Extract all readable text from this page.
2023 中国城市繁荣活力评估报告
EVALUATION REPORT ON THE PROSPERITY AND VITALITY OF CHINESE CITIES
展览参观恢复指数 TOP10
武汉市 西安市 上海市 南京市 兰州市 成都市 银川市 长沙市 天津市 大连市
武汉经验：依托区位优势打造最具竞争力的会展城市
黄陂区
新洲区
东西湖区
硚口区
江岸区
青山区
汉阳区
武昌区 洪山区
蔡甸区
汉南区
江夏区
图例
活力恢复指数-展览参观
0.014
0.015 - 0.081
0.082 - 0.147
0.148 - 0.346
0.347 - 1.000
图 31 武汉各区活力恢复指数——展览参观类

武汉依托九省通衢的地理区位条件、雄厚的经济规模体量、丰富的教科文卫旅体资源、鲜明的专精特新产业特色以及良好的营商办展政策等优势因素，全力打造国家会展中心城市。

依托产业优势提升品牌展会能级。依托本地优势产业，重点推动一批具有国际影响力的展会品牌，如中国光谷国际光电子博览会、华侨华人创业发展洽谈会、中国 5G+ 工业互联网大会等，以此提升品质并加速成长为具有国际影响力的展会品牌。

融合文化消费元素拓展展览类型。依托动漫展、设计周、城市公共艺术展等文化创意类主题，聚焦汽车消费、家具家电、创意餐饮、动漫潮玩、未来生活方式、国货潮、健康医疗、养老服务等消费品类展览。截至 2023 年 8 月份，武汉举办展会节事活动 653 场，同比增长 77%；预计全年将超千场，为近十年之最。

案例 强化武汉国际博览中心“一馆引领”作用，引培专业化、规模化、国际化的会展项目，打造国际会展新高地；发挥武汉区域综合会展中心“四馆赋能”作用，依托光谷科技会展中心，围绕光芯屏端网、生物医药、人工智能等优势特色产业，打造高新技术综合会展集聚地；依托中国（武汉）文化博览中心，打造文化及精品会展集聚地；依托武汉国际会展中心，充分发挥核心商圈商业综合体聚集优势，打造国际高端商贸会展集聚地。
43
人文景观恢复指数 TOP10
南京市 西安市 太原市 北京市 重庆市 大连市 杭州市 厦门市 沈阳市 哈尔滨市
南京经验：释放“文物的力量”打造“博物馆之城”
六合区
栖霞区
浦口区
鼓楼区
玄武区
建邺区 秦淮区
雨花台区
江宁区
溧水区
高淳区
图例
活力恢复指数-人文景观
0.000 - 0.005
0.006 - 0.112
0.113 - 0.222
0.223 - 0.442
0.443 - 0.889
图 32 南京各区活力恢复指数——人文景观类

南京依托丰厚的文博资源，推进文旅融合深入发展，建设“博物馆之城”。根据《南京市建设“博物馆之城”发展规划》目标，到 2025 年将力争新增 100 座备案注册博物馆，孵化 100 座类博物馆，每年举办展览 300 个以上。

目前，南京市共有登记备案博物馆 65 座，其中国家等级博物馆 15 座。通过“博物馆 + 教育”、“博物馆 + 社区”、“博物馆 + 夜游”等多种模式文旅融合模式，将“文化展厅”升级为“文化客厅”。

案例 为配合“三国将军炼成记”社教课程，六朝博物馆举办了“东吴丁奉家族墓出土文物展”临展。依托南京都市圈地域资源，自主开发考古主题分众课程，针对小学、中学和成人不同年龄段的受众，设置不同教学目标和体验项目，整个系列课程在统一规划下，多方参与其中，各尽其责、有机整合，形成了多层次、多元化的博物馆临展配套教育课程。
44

****

» GIVEN EXERCISE
Each line of the material must be restated exactly.

» REPLY TO THE EXERCISE
Extract all readable text from this page.
2023 中国城市繁荣活力评估报告
EVALUATION REPORT ON THE PROSPERITY AND VITALITY OF CHINESE CITIES
展览参观恢复指数 TOP10
武汉市 西安市 上海市 南京市 兰州市 成都市 银川市 长沙市 天津市 大连市
武汉经验：依托区位优势打造最具竞争力的会展城市
黄陂区
新洲区
东西湖区
硚口区
江岸区
青山区
汉阳区
武昌区 洪山区
蔡甸区
汉南区
江夏区
图例
活力恢复指数-展览参观
0.014
0.015 - 0.081
0.082 - 0.147
0.148 - 0.346
0.347 - 1.000
图 31 武汉各区活力恢复指数——展览参观类

武汉依托九省通衢的地理区位条件、雄厚的经济规模体量、丰富的教科文卫旅体资源、鲜明的专精特新产业特色以及良好的营商办展政策等优势因素，全力打造国家会展中心城市。

依托产业优势提升品牌展会能级。依托本地优势产业，重点推动一批具有国际影响力的展会品牌，如中国光谷国际光电子博览会、华侨华人创业发展洽谈会、中国 5G+ 工业互联网大会等，以此提升品质并加速成长为具有国际影响力的展会品牌。

融合文化消费元素拓展展览类型。依托动漫展、设计周、城市公共艺术展等文化创意类主题，聚焦汽车消费、家具家电、创意餐饮、动漫潮玩、未来生活方式、国货潮、健康医疗、养老服务等消费品类展览。截至 2023 年 8 月份，武汉举办展会节事活动 653 场，同比增长 77%；预计全年将超千场，为近十年之最。

案例 强化武汉国际博览中心“一馆引领”作用，引培专业化、规模化、国际化的会展项目，打造国际会展新高地；发挥武汉区域综合会展中心“四馆赋能”作用，依托光谷科技会展中心，围绕光芯屏端网、生物医药、人工智能等优势特色产业，打造高新技术综合会展集聚地；依托中国（武汉）文化博览中心，打造文化及精品会展集聚地；依托武汉国际会展中心，充分发挥核心商圈商业综合体聚集优势，打造国际高端商贸会展集聚地。
43
人文景观恢复指数 TOP10
南京市 西安市 太原市 北京市 重庆市 大连市 杭州市 厦门市 沈阳市 哈尔滨市
南京经验：释放“文物的力量”打造“博物馆之城”
六合区
栖霞区
浦口区
鼓楼区
玄武区
建邺区 秦淮区
雨花台区
江宁区
溧水区
高淳区
图例
活力恢复指数-人文景观
0.000 - 0.005
0.006 - 0.112
0.113 - 0.222
0.223 - 0.442
0.443 - 0.889
图 32 南京各区活力恢复指数——人文景观类

南京依托丰厚的文博资源，推进文旅融合深入发展，建设“博物馆之城”。根据《南京市建设“博物馆之城”发展规划》目标，到 2025 年将力争新增 100 座备案注册博物馆，孵化 100 座类博物馆，每年举办展览 300 个以上。

目前，南京市共有登记备案博物馆 65 座，其中国家等级博物馆 15 座。通过“博物馆 + 教育”、“博物馆 + 社区”、“博物馆 + 夜游”等多种模式文旅融合模式，将“文化展厅”升级为“文化客厅”。

案例 为配合“三国将军炼成记”社教课程，六朝博物馆举办了“东吴丁奉家族墓出土文物展”临展。依托南京都市圈地域资源，自主开发考古主题分众课程，针对小学、中学和成人不同年龄段的受众，设置不同教学目标和体验项目，整个系列课程在统一规划下，多方参与其中，各尽其责、有机整合，形成了多层次、多元化的博物馆临展配套教育课程。
44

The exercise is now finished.